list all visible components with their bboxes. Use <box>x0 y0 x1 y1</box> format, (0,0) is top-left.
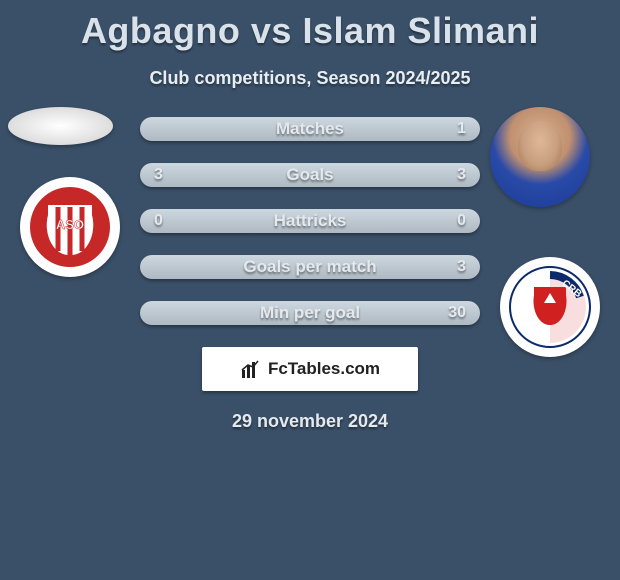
stat-value-p2: 3 <box>446 258 466 276</box>
club2-crest-icon: CRB <box>508 265 592 349</box>
source-badge: FcTables.com <box>202 347 418 391</box>
stat-value-p2: 3 <box>446 166 466 184</box>
date-label: 29 november 2024 <box>0 411 620 432</box>
player2-avatar <box>490 107 590 207</box>
stat-value-p2: 0 <box>446 212 466 230</box>
club1-badge-text: ASO <box>56 217 84 232</box>
stat-label: Hattricks <box>140 211 480 231</box>
club1-crest-icon: ASO <box>28 185 112 269</box>
stat-row: Min per goal 30 <box>140 301 480 325</box>
stat-row: Goals per match 3 <box>140 255 480 279</box>
player2-club-badge: CRB <box>500 257 600 357</box>
stat-row: 3 Goals 3 <box>140 163 480 187</box>
chart-icon <box>240 358 262 380</box>
source-text: FcTables.com <box>268 359 380 379</box>
stat-row: 0 Hattricks 0 <box>140 209 480 233</box>
stat-label: Goals per match <box>140 257 480 277</box>
player1-avatar <box>8 107 113 145</box>
stat-label: Min per goal <box>140 303 480 323</box>
player1-club-badge: ASO <box>20 177 120 277</box>
stat-value-p1: 0 <box>154 212 174 230</box>
page-title: Agbagno vs Islam Slimani <box>0 0 620 52</box>
comparison-panel: ASO CRB Matches 1 3 Goals 3 0 Hattricks … <box>0 117 620 432</box>
stat-value-p2: 1 <box>446 120 466 138</box>
subtitle: Club competitions, Season 2024/2025 <box>0 68 620 89</box>
stat-label: Goals <box>140 165 480 185</box>
stat-row: Matches 1 <box>140 117 480 141</box>
stat-bars: Matches 1 3 Goals 3 0 Hattricks 0 Goals … <box>140 117 480 325</box>
stat-value-p1: 3 <box>154 166 174 184</box>
stat-value-p2: 30 <box>446 304 466 322</box>
stat-label: Matches <box>140 119 480 139</box>
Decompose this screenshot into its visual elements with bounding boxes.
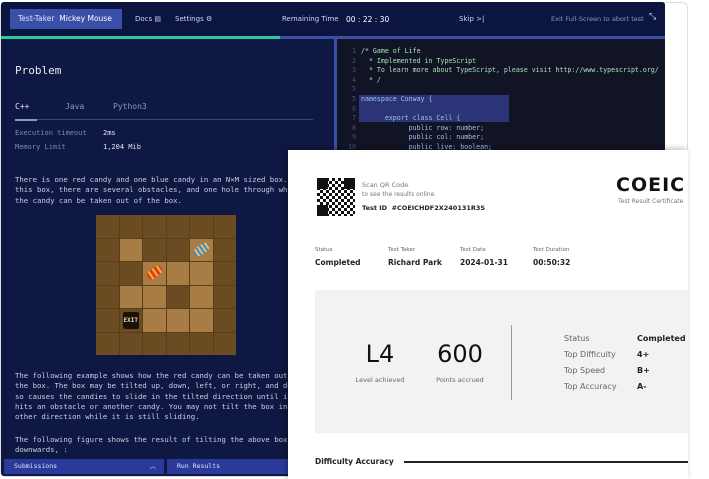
line-number: 6 — [352, 104, 356, 113]
line-number: 8 — [352, 123, 356, 132]
problem-paragraph: The following example shows how the red … — [15, 371, 305, 422]
result-certificate: Scan QR Code to see the results online. … — [288, 150, 688, 479]
tab-java[interactable]: Java — [65, 102, 85, 111]
stat-test-taker: Test Taker Richard Park — [388, 247, 442, 267]
code-line: * To learn more about TypeScript, please… — [361, 66, 659, 75]
result-value: A- — [637, 382, 647, 391]
line-number: 4 — [352, 75, 356, 84]
section-title: Difficulty Accuracy — [315, 457, 394, 466]
section-rule — [404, 461, 688, 463]
exit-hole-icon: EXIT — [122, 312, 139, 329]
qr-code — [317, 178, 355, 216]
problem-paragraph: The following figure shows the result of… — [15, 435, 288, 455]
time-progress-bar — [1, 36, 665, 39]
line-number: 7 — [352, 114, 356, 123]
candy-board-image: EXIT — [96, 215, 236, 355]
stat-test-duration: Test Duration 00:50:32 — [533, 247, 571, 267]
code-line: * Implemented in TypeScript — [361, 56, 477, 65]
top-bar: Test-Taker Mickey Mouse Docs ▤ Settings … — [1, 2, 665, 36]
gear-icon: ⚙ — [205, 15, 213, 23]
line-number: 3 — [352, 66, 356, 75]
remaining-time: 00 : 22 : 30 — [346, 15, 390, 24]
problem-title: Problem — [15, 64, 62, 77]
red-candy-icon — [144, 263, 165, 282]
code-line: * / — [361, 75, 381, 84]
result-label: Top Accuracy — [564, 382, 617, 391]
line-number: 9 — [352, 133, 356, 142]
memory-limit: Memory Limit 1,204 Mib — [15, 143, 141, 151]
selection-highlight — [359, 95, 509, 122]
result-label: Top Difficulty — [564, 350, 616, 359]
level-label: Level achieved — [355, 376, 405, 384]
time-progress-fill — [1, 36, 280, 39]
tab-python3[interactable]: Python3 — [113, 102, 147, 111]
test-taker-badge: Test-Taker Mickey Mouse — [10, 9, 122, 29]
submissions-button[interactable]: Submissions ︿ — [4, 459, 164, 474]
result-value: 4+ — [637, 350, 650, 359]
remaining-time-label: Remaining Time — [282, 15, 339, 23]
execution-timeout: Execution timeout 2ms — [15, 129, 116, 137]
code-line: public col: number; — [361, 133, 485, 142]
bottom-bar: Submissions ︿ Run Results — [1, 457, 331, 476]
chevron-up-icon: ︿ — [149, 462, 157, 470]
code-line: /* Game of Life — [361, 47, 421, 55]
score-panel: L4 Level achieved 600 Points accrued Sta… — [315, 290, 688, 433]
tab-cpp[interactable]: C++ — [15, 102, 30, 111]
result-value: Completed — [637, 334, 686, 343]
line-number: 2 — [352, 56, 356, 65]
qr-subtitle: to see the results online. — [362, 191, 437, 198]
problem-panel: Problem C++ Java Python3 Execution timeo… — [1, 39, 331, 457]
points-value: 600 — [437, 340, 483, 368]
exit-fullscreen-hint: Exit Full-Screen to abort test — [551, 15, 644, 23]
blue-candy-icon — [191, 240, 212, 258]
qr-title: Scan QR Code — [362, 181, 409, 189]
code-line: public row: number; — [361, 123, 485, 132]
test-id: Test ID #COEICHDF2X240131R3S — [362, 204, 486, 212]
skip-button[interactable]: Skip >| — [459, 15, 485, 23]
problem-paragraph: There is one red candy and one blue cand… — [15, 175, 301, 205]
line-number: 5 — [352, 85, 356, 94]
code-line: export class Cell { — [361, 114, 461, 123]
brand-logo: COEIC — [616, 174, 686, 196]
docs-button[interactable]: Docs ▤ — [135, 15, 162, 23]
level-value: L4 — [365, 340, 395, 368]
divider — [511, 325, 512, 400]
result-label: Status — [564, 334, 590, 343]
result-label: Top Speed — [564, 366, 606, 375]
points-label: Points accrued — [436, 376, 484, 384]
line-number: 5 — [352, 95, 356, 103]
stat-test-date: Test Date 2024-01-31 — [460, 247, 508, 267]
line-number: 1 — [352, 47, 356, 55]
result-value: B+ — [637, 366, 650, 375]
stat-status: Status Completed — [315, 247, 361, 267]
skip-icon: >| — [476, 15, 485, 23]
document-icon: ▤ — [154, 15, 162, 23]
collapse-fullscreen-icon[interactable]: ⤡ — [649, 12, 657, 22]
code-line: public live: boolean; — [361, 143, 493, 151]
code-line: namespace Conway { — [361, 95, 433, 103]
line-number: 10 — [348, 143, 356, 151]
brand-subtitle: Test Result Certificate — [618, 198, 684, 205]
settings-button[interactable]: Settings ⚙ — [175, 15, 213, 23]
code-editor[interactable]: 1 /* Game of Life 2 * Implemented in TypeS… — [334, 39, 665, 159]
tab-underline — [15, 118, 313, 121]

▶ [What this task involves]:
Retype every one of the rows above without any changes, leaving out the pictures.

▶ [Result below]:
list all visible components with their bboxes. Use <box>x0 y0 x1 y1</box> format, (0,0) is top-left.
stat-value-p2: 3 <box>446 258 466 276</box>
club2-crest-icon: CRB <box>508 265 592 349</box>
source-badge: FcTables.com <box>202 347 418 391</box>
stat-value-p2: 3 <box>446 166 466 184</box>
date-label: 29 november 2024 <box>0 411 620 432</box>
player2-avatar <box>490 107 590 207</box>
stat-value-p2: 0 <box>446 212 466 230</box>
club1-badge-text: ASO <box>56 217 84 232</box>
stat-label: Hattricks <box>140 211 480 231</box>
club1-crest-icon: ASO <box>28 185 112 269</box>
stat-row: Min per goal 30 <box>140 301 480 325</box>
stat-row: Goals per match 3 <box>140 255 480 279</box>
player2-club-badge: CRB <box>500 257 600 357</box>
stat-row: 3 Goals 3 <box>140 163 480 187</box>
chart-icon <box>240 358 262 380</box>
source-text: FcTables.com <box>268 359 380 379</box>
stat-row: 0 Hattricks 0 <box>140 209 480 233</box>
stat-label: Goals per match <box>140 257 480 277</box>
player1-avatar <box>8 107 113 145</box>
stat-label: Min per goal <box>140 303 480 323</box>
player1-club-badge: ASO <box>20 177 120 277</box>
stat-value-p1: 0 <box>154 212 174 230</box>
page-title: Agbagno vs Islam Slimani <box>0 0 620 52</box>
comparison-panel: ASO CRB Matches 1 3 Goals 3 0 Hattricks … <box>0 117 620 432</box>
stat-value-p2: 1 <box>446 120 466 138</box>
subtitle: Club competitions, Season 2024/2025 <box>0 68 620 89</box>
stat-label: Goals <box>140 165 480 185</box>
stat-row: Matches 1 <box>140 117 480 141</box>
stat-bars: Matches 1 3 Goals 3 0 Hattricks 0 Goals … <box>140 117 480 325</box>
stat-value-p1: 3 <box>154 166 174 184</box>
stat-value-p2: 30 <box>446 304 466 322</box>
stat-label: Matches <box>140 119 480 139</box>
Decompose this screenshot into its visual elements with bounding boxes.
line-number: 6 — [352, 104, 356, 113]
line-number: 8 — [352, 123, 356, 132]
problem-paragraph: The following example shows how the red … — [15, 371, 305, 422]
result-certificate: Scan QR Code to see the results online. … — [288, 150, 688, 479]
tab-java[interactable]: Java — [65, 102, 85, 111]
stat-test-taker: Test Taker Richard Park — [388, 247, 442, 267]
code-line: * To learn more about TypeScript, please… — [361, 66, 659, 75]
result-value: A- — [637, 382, 647, 391]
line-number: 4 — [352, 75, 356, 84]
section-title: Difficulty Accuracy — [315, 457, 394, 466]
section-rule — [404, 461, 688, 463]
exit-hole-icon: EXIT — [122, 312, 139, 329]
qr-code — [317, 178, 355, 216]
problem-paragraph: The following figure shows the result of… — [15, 435, 288, 455]
time-progress-bar — [1, 36, 665, 39]
line-number: 7 — [352, 114, 356, 123]
candy-board-image: EXIT — [96, 215, 236, 355]
stat-test-duration: Test Duration 00:50:32 — [533, 247, 571, 267]
code-line: * Implemented in TypeScript — [361, 56, 477, 65]
top-bar: Test-Taker Mickey Mouse Docs ▤ Settings … — [1, 2, 665, 36]
gear-icon: ⚙ — [205, 15, 213, 23]
line-number: 3 — [352, 66, 356, 75]
remaining-time: 00 : 22 : 30 — [346, 15, 390, 24]
problem-title: Problem — [15, 64, 62, 77]
red-candy-icon — [144, 263, 165, 282]
code-line: * / — [361, 75, 381, 84]
result-label: Top Accuracy — [564, 382, 617, 391]
line-number: 9 — [352, 133, 356, 142]
memory-limit: Memory Limit 1,204 Mib — [15, 143, 141, 151]
selection-highlight — [359, 95, 509, 122]
result-label: Top Difficulty — [564, 350, 616, 359]
level-label: Level achieved — [355, 376, 405, 384]
time-progress-fill — [1, 36, 280, 39]
tab-python3[interactable]: Python3 — [113, 102, 147, 111]
test-taker-badge: Test-Taker Mickey Mouse — [10, 9, 122, 29]
submissions-button[interactable]: Submissions ︿ — [4, 459, 164, 474]
result-value: 4+ — [637, 350, 650, 359]
remaining-time-label: Remaining Time — [282, 15, 339, 23]
execution-timeout: Execution timeout 2ms — [15, 129, 116, 137]
code-line: public col: number; — [361, 133, 485, 142]
bottom-bar: Submissions ︿ Run Results — [1, 457, 331, 476]
chevron-up-icon: ︿ — [149, 462, 157, 470]
code-line: /* Game of Life — [361, 47, 421, 55]
score-panel: L4 Level achieved 600 Points accrued Sta… — [315, 290, 688, 433]
tab-cpp[interactable]: C++ — [15, 102, 30, 111]
result-value: Completed — [637, 334, 686, 343]
line-number: 2 — [352, 56, 356, 65]
qr-subtitle: to see the results online. — [362, 191, 437, 198]
problem-panel: Problem C++ Java Python3 Execution timeo… — [1, 39, 331, 457]
points-value: 600 — [437, 340, 483, 368]
exit-fullscreen-hint: Exit Full-Screen to abort test — [551, 15, 644, 23]
blue-candy-icon — [191, 240, 212, 258]
qr-title: Scan QR Code — [362, 181, 409, 189]
code-line: public row: number; — [361, 123, 485, 132]
test-id: Test ID #COEICHDF2X240131R3S — [362, 204, 486, 212]
skip-button[interactable]: Skip >| — [459, 15, 485, 23]
problem-paragraph: There is one red candy and one blue cand… — [15, 175, 301, 205]
line-number: 5 — [352, 85, 356, 94]
code-line: export class Cell { — [361, 114, 461, 123]
brand-logo: COEIC — [616, 174, 686, 196]
docs-button[interactable]: Docs ▤ — [135, 15, 162, 23]
level-value: L4 — [365, 340, 395, 368]
divider — [511, 325, 512, 400]
result-label: Status — [564, 334, 590, 343]
result-label: Top Speed — [564, 366, 606, 375]
points-label: Points accrued — [436, 376, 484, 384]
line-number: 5 — [352, 95, 356, 103]
stat-test-date: Test Date 2024-01-31 — [460, 247, 508, 267]
line-number: 1 — [352, 47, 356, 55]
result-value: B+ — [637, 366, 650, 375]
stat-status: Status Completed — [315, 247, 361, 267]
skip-icon: >| — [476, 15, 485, 23]
document-icon: ▤ — [154, 15, 162, 23]
collapse-fullscreen-icon[interactable]: ⤡ — [649, 12, 657, 22]
code-line: public live: boolean; — [361, 143, 493, 151]
code-line: namespace Conway { — [361, 95, 433, 103]
line-number: 10 — [348, 143, 356, 151]
brand-subtitle: Test Result Certificate — [618, 198, 684, 205]
settings-button[interactable]: Settings ⚙ — [175, 15, 213, 23]
code-editor[interactable]: 1 /* Game of Life 2 * Implemented in TypeS… — [334, 39, 665, 159]
tab-underline — [15, 118, 313, 121]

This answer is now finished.